» PROBLEM DESCRIPTION:
Can the data below be set down again exactly, line for line?

§

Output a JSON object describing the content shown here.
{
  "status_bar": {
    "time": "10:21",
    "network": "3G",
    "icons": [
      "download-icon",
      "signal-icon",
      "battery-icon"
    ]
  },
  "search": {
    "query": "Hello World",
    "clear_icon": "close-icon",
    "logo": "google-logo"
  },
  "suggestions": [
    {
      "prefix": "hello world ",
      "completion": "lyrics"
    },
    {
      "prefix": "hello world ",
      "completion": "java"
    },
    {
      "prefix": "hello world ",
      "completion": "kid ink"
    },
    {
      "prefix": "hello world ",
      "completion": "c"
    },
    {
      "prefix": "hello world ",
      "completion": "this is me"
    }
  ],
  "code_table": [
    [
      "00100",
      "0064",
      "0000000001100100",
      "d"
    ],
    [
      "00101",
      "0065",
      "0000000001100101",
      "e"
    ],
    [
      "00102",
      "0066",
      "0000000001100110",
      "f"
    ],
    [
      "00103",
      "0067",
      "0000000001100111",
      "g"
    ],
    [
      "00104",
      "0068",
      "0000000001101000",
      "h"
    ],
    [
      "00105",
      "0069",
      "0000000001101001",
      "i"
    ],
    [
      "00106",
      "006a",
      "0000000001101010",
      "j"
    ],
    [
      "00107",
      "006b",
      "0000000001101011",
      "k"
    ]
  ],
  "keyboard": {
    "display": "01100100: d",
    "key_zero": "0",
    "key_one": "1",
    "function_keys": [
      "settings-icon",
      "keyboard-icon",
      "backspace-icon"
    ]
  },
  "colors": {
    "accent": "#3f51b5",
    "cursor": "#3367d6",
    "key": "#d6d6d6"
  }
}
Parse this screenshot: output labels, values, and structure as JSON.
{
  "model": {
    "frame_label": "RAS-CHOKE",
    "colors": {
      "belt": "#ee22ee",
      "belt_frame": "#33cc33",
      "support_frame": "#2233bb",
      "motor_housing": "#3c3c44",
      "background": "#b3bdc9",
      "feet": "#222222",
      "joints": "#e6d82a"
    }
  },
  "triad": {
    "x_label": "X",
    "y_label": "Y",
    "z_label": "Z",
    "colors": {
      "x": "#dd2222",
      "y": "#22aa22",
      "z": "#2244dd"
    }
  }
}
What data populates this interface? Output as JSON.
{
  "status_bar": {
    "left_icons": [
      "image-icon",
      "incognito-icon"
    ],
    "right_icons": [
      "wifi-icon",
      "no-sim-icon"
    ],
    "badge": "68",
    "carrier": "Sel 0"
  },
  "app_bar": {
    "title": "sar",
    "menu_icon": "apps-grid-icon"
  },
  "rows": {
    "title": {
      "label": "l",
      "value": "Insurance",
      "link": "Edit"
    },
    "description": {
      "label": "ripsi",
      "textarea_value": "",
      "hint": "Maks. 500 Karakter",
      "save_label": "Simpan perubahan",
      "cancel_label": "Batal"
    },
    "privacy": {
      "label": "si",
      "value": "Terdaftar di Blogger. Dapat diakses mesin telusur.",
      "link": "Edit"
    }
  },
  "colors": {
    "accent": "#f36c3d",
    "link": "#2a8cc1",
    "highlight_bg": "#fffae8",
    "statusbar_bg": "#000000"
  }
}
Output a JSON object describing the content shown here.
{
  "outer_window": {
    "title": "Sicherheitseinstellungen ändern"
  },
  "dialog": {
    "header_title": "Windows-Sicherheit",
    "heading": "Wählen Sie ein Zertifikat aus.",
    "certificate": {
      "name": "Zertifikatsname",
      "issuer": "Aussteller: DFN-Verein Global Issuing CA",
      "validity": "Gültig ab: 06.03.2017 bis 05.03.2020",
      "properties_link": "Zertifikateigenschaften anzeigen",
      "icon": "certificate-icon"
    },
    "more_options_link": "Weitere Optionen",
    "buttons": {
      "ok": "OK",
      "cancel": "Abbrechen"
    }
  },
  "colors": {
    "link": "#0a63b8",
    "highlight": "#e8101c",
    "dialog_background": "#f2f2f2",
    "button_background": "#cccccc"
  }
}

§

» OUTPUT OF THE EXERCISE:
Output a JSON object describing the content shown here.
{
  "status_bar": {
    "time": "10:21",
    "network": "3G",
    "icons": [
      "download-icon",
      "signal-icon",
      "battery-icon"
    ]
  },
  "search": {
    "query": "Hello World",
    "clear_icon": "close-icon",
    "logo": "google-logo"
  },
  "suggestions": [
    {
      "prefix": "hello world ",
      "completion": "lyrics"
    },
    {
      "prefix": "hello world ",
      "completion": "java"
    },
    {
      "prefix": "hello world ",
      "completion": "kid ink"
    },
    {
      "prefix": "hello world ",
      "completion": "c"
    },
    {
      "prefix": "hello world ",
      "completion": "this is me"
    }
  ],
  "code_table": [
    [
      "00100",
      "0064",
      "0000000001100100",
      "d"
    ],
    [
      "00101",
      "0065",
      "0000000001100101",
      "e"
    ],
    [
      "00102",
      "0066",
      "0000000001100110",
      "f"
    ],
    [
      "00103",
      "0067",
      "0000000001100111",
      "g"
    ],
    [
      "00104",
      "0068",
      "0000000001101000",
      "h"
    ],
    [
      "00105",
      "0069",
      "0000000001101001",
      "i"
    ],
    [
      "00106",
      "006a",
      "0000000001101010",
      "j"
    ],
    [
      "00107",
      "006b",
      "0000000001101011",
      "k"
    ]
  ],
  "keyboard": {
    "display": "01100100: d",
    "key_zero": "0",
    "key_one": "1",
    "function_keys": [
      "settings-icon",
      "keyboard-icon",
      "backspace-icon"
    ]
  },
  "colors": {
    "accent": "#3f51b5",
    "cursor": "#3367d6",
    "key": "#d6d6d6"
  }
}
Parse this screenshot: output labels, values, and structure as JSON.
{
  "model": {
    "frame_label": "RAS-CHOKE",
    "colors": {
      "belt": "#ee22ee",
      "belt_frame": "#33cc33",
      "support_frame": "#2233bb",
      "motor_housing": "#3c3c44",
      "background": "#b3bdc9",
      "feet": "#222222",
      "joints": "#e6d82a"
    }
  },
  "triad": {
    "x_label": "X",
    "y_label": "Y",
    "z_label": "Z",
    "colors": {
      "x": "#dd2222",
      "y": "#22aa22",
      "z": "#2244dd"
    }
  }
}
What data populates this interface? Output as JSON.
{
  "status_bar": {
    "left_icons": [
      "image-icon",
      "incognito-icon"
    ],
    "right_icons": [
      "wifi-icon",
      "no-sim-icon"
    ],
    "badge": "68",
    "carrier": "Sel 0"
  },
  "app_bar": {
    "title": "sar",
    "menu_icon": "apps-grid-icon"
  },
  "rows": {
    "title": {
      "label": "l",
      "value": "Insurance",
      "link": "Edit"
    },
    "description": {
      "label": "ripsi",
      "textarea_value": "",
      "hint": "Maks. 500 Karakter",
      "save_label": "Simpan perubahan",
      "cancel_label": "Batal"
    },
    "privacy": {
      "label": "si",
      "value": "Terdaftar di Blogger. Dapat diakses mesin telusur.",
      "link": "Edit"
    }
  },
  "colors": {
    "accent": "#f36c3d",
    "link": "#2a8cc1",
    "highlight_bg": "#fffae8",
    "statusbar_bg": "#000000"
  }
}
Output a JSON object describing the content shown here.
{
  "outer_window": {
    "title": "Sicherheitseinstellungen ändern"
  },
  "dialog": {
    "header_title": "Windows-Sicherheit",
    "heading": "Wählen Sie ein Zertifikat aus.",
    "certificate": {
      "name": "Zertifikatsname",
      "issuer": "Aussteller: DFN-Verein Global Issuing CA",
      "validity": "Gültig ab: 06.03.2017 bis 05.03.2020",
      "properties_link": "Zertifikateigenschaften anzeigen",
      "icon": "certificate-icon"
    },
    "more_options_link": "Weitere Optionen",
    "buttons": {
      "ok": "OK",
      "cancel": "Abbrechen"
    }
  },
  "colors": {
    "link": "#0a63b8",
    "highlight": "#e8101c",
    "dialog_background": "#f2f2f2",
    "button_background": "#cccccc"
  }
}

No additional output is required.